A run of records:
· · ·
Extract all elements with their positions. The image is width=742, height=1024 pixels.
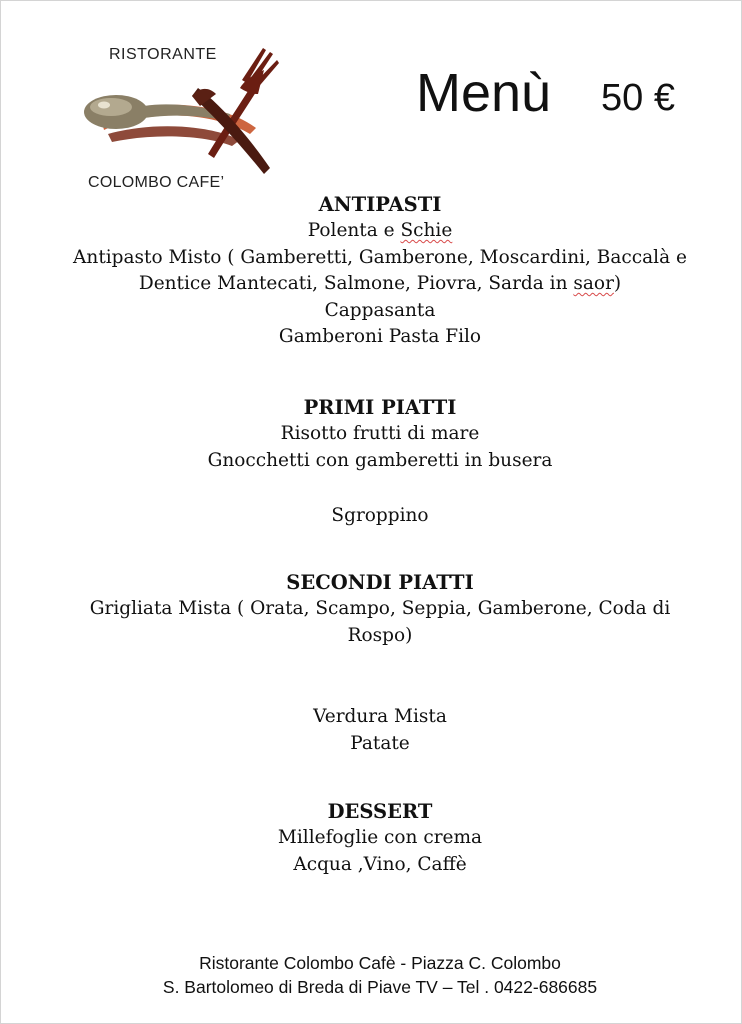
footer-contact: S. Bartolomeo di Breda di Piave TV – Tel . 0422-686685 — [162, 977, 598, 997]
section-title-dessert: DESSERT — [327, 800, 433, 823]
restaurant-logo — [80, 44, 280, 196]
menu-item: Rospo) — [347, 624, 413, 646]
section-dessert — [0, 799, 742, 878]
logo-text-top: RISTORANTE — [109, 46, 217, 63]
menu-item-text-misspelled: saor — [573, 273, 614, 294]
logo-text-bottom: COLOMBO CAFE’ — [88, 174, 225, 191]
menu-item: Verdura Mista — [313, 706, 447, 727]
section-title-antipasti: ANTIPASTI — [318, 193, 442, 216]
menu-price: 50 € — [601, 77, 675, 119]
menu-item-text: Polenta e — [307, 220, 401, 241]
section-secondi — [0, 570, 742, 649]
section-primi-extra — [0, 503, 742, 530]
section-primi — [0, 395, 742, 474]
section-title-primi: PRIMI PIATTI — [303, 396, 457, 419]
menu-title: Menù — [416, 63, 552, 123]
menu-item: Acqua ,Vino, Caffè — [293, 853, 467, 875]
section-secondi-sides — [0, 704, 742, 757]
section-title-secondi: SECONDI PIATTI — [286, 571, 474, 594]
menu-item: Millefoglie con crema — [277, 827, 483, 848]
menu-item: Antipasto Misto ( Gamberetti, Gamberone, Moscardini, Baccalà e — [73, 246, 687, 268]
section-antipasti — [0, 192, 742, 351]
footer-address: Ristorante Colombo Cafè - Piazza C. Colombo — [199, 953, 561, 973]
menu-item: Gamberoni Pasta Filo — [278, 326, 482, 347]
menu-item — [0, 218, 742, 245]
menu-item: Risotto frutti di mare — [280, 423, 480, 444]
menu-item-text-misspelled: Schie — [400, 220, 453, 241]
menu-item-text: Dentice Mantecati, Salmone, Piovra, Sarda in — [138, 273, 574, 294]
menu-item: Sgroppino — [331, 505, 429, 526]
menu-item-text: ) — [613, 273, 622, 294]
menu-item: Gnocchetti con gamberetti in busera — [207, 449, 553, 471]
menu-item: Patate — [350, 732, 410, 754]
menu-item: Cappasanta — [324, 299, 436, 321]
menu-item: Grigliata Mista ( Orata, Scampo, Seppia, Gamberone, Coda di — [89, 598, 671, 619]
menu-item — [0, 271, 742, 298]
· · ·
### Given instruction
Copy out the lines from the one holding "footer-contact: S. Bartolomeo" through the one holding "section-dessert — [0, 799, 742, 878]", both included, with each reproduced character for character.

### The response
footer-contact: S. Bartolomeo di Breda di Piave TV – Tel . 0422-686685 — [162, 977, 598, 997]
section-title-dessert: DESSERT — [327, 800, 433, 823]
restaurant-logo — [80, 44, 280, 196]
menu-item: Rospo) — [347, 624, 413, 646]
section-dessert — [0, 799, 742, 878]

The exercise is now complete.